#### EXTRACTED RECORDS

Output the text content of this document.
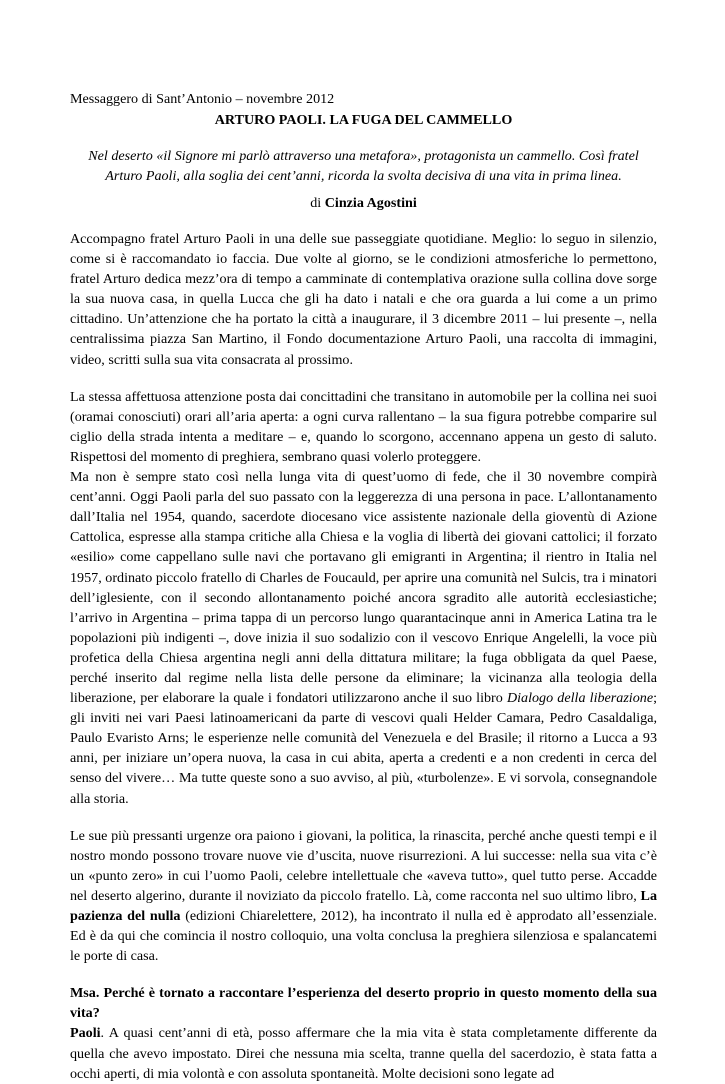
Messaggero di Sant’Antonio – novembre 2012
ARTURO PAOLI. LA FUGA DEL CAMMELLO
Nel deserto «il Signore mi parlò attraverso una metafora», protagonista un cammello. Così fratel Arturo Paoli, alla soglia dei cent’anni, ricorda la svolta decisiva di una vita in prima linea.
di Cinzia Agostini

Accompagno fratel Arturo Paoli in una delle sue passeggiate quotidiane. Meglio: lo seguo in silenzio, come si è raccomandato io faccia. Due volte al giorno, se le condizioni atmosferiche lo permettono, fratel Arturo dedica mezz’ora di tempo a camminate di contemplativa orazione sulla collina dove sorge la sua nuova casa, in quella Lucca che gli ha dato i natali e che ora guarda a lui come a un primo cittadino. Un’attenzione che ha portato la città a inaugurare, il 3 dicembre 2011 – lui presente –, nella centralissima piazza San Martino, il Fondo documentazione Arturo Paoli, una raccolta di immagini, video, scritti sulla sua vita consacrata al prossimo.

La stessa affettuosa attenzione posta dai concittadini che transitano in automobile per la collina nei suoi (oramai conosciuti) orari all’aria aperta: a ogni curva rallentano – la sua figura potrebbe comparire sul ciglio della strada intenta a meditare – e, quando lo scorgono, accennano appena un gesto di saluto. Rispettosi del momento di preghiera, sembrano quasi volerlo proteggere.

Ma non è sempre stato così nella lunga vita di quest’uomo di fede, che il 30 novembre compirà cent’anni. Oggi Paoli parla del suo passato con la leggerezza di una persona in pace. L’allontanamento dall’Italia nel 1954, quando, sacerdote diocesano vice assistente nazionale della gioventù di Azione Cattolica, espresse alla stampa critiche alla Chiesa e la voglia di libertà dei giovani cattolici; il forzato «esilio» come cappellano sulle navi che portavano gli emigranti in Argentina; il rientro in Italia nel 1957, ordinato piccolo fratello di Charles de Foucauld, per aprire una comunità nel Sulcis, tra i minatori dell’iglesiente, con il secondo allontanamento poiché ancora sgradito alle autorità ecclesiastiche; l’arrivo in Argentina – prima tappa di un percorso lungo quarantacinque anni in America Latina tra le popolazioni più indigenti –, dove inizia il suo sodalizio con il vescovo Enrique Angelelli, la voce più profetica della Chiesa argentina negli anni della dittatura militare; la fuga obbligata da quel Paese, perché inserito dal regime nella lista delle persone da eliminare; la vicinanza alla teologia della liberazione, per elaborare la quale i fondatori utilizzarono anche il suo libro Dialogo della liberazione; gli inviti nei vari Paesi latinoamericani da parte di vescovi quali Helder Camara, Pedro Casaldaliga, Paulo Evaristo Arns; le esperienze nelle comunità del Venezuela e del Brasile; il ritorno a Lucca a 93 anni, per iniziare un’opera nuova, la casa in cui abita, aperta a credenti e a non credenti in cerca del senso del vivere… Ma tutte queste sono a suo avviso, al più, «turbolenze». E vi sorvola, consegnandole alla storia.

Le sue più pressanti urgenze ora paiono i giovani, la politica, la rinascita, perché anche questi tempi e il nostro mondo possono trovare nuove vie d’uscita, nuove risurrezioni. A lui successe: nella sua vita c’è un «punto zero» in cui l’uomo Paoli, celebre intellettuale che «aveva tutto», quel tutto perse. Accadde nel deserto algerino, durante il noviziato da piccolo fratello. Là, come racconta nel suo ultimo libro, La pazienza del nulla (edizioni Chiarelettere, 2012), ha incontrato il nulla ed è approdato all’essenziale. Ed è da qui che comincia il nostro colloquio, una volta conclusa la preghiera silenziosa e spalancatemi le porte di casa.

Msa. Perché è tornato a raccontare l’esperienza del deserto proprio in questo momento della sua vita?

Paoli. A quasi cent’anni di età, posso affermare che la mia vita è stata completamente differente da quella che avevo impostato. Direi che nessuna mia scelta, tranne quella del sacerdozio, è stata fatta a occhi aperti, di mia volontà e con assoluta spontaneità. Molte decisioni sono legate ad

#### WHAT YOU WILL DO
Out of the material above, gather each line where "momento" appears.

#### OUTPUT OF THE TASK
La stessa affettuosa attenzione posta dai concittadini che transitano in automobile per la collina nei suoi (oramai conosciuti) orari all’aria aperta: a ogni curva rallentano – la sua figura potrebbe comparire sul ciglio della strada intenta a meditare – e, quando lo scorgono, accennano appena un gesto di saluto. Rispettosi del momento di preghiera, sembrano quasi volerlo proteggere.
Msa. Perché è tornato a raccontare l’esperienza del deserto proprio in questo momento della sua vita?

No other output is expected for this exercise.